[TASK BRIEF]
Pick out each line in these entries that contains the string "section".

## start

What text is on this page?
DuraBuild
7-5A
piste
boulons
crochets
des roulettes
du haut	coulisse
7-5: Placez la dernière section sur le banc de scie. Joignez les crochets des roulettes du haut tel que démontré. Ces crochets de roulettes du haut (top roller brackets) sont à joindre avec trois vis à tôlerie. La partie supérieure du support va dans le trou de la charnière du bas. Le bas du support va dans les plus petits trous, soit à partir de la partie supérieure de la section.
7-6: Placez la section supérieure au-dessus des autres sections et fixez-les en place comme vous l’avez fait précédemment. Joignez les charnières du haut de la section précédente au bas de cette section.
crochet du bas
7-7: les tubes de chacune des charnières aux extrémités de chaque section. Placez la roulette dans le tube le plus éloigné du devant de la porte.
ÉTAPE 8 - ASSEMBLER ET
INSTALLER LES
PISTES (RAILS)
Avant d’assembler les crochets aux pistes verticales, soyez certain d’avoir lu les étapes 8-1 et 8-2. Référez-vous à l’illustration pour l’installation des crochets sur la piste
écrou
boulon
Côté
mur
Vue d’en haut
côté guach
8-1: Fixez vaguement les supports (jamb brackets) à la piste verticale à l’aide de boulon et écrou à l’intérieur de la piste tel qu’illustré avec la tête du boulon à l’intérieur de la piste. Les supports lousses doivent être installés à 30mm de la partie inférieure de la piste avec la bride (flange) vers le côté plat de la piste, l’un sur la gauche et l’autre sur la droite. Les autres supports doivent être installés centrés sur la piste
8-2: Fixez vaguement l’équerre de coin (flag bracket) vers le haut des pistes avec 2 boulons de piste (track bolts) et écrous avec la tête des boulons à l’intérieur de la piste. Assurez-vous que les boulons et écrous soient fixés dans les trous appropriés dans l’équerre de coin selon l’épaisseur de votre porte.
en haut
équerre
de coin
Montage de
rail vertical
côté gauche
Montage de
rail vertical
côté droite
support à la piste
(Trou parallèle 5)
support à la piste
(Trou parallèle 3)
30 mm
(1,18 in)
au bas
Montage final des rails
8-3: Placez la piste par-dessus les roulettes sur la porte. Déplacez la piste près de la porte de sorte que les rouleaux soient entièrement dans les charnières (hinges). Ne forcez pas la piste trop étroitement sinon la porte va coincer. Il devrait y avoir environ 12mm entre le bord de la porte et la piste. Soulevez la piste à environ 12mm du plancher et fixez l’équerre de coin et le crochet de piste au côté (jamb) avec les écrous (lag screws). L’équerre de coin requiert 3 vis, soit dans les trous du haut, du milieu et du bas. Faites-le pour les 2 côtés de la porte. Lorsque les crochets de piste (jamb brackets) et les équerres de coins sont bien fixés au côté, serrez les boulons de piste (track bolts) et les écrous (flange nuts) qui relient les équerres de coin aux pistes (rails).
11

## end

[RESPONSE BELOW]
7-5: Placez la dernière section sur le banc de scie. Joignez les crochets des roulettes du haut tel que démontré. Ces crochets de roulettes du haut (top roller brackets) sont à joindre avec trois vis à tôlerie. La partie supérieure du support va dans le trou de la charnière du bas. Le bas du support va dans les plus petits trous, soit à partir de la partie supérieure de la section.
7-6: Placez la section supérieure au-dessus des autres sections et fixez-les en place comme vous l’avez fait précédemment. Joignez les charnières du haut de la section précédente au bas de cette section.
7-7: les tubes de chacune des charnières aux extrémités de chaque section. Placez la roulette dans le tube le plus éloigné du devant de la porte.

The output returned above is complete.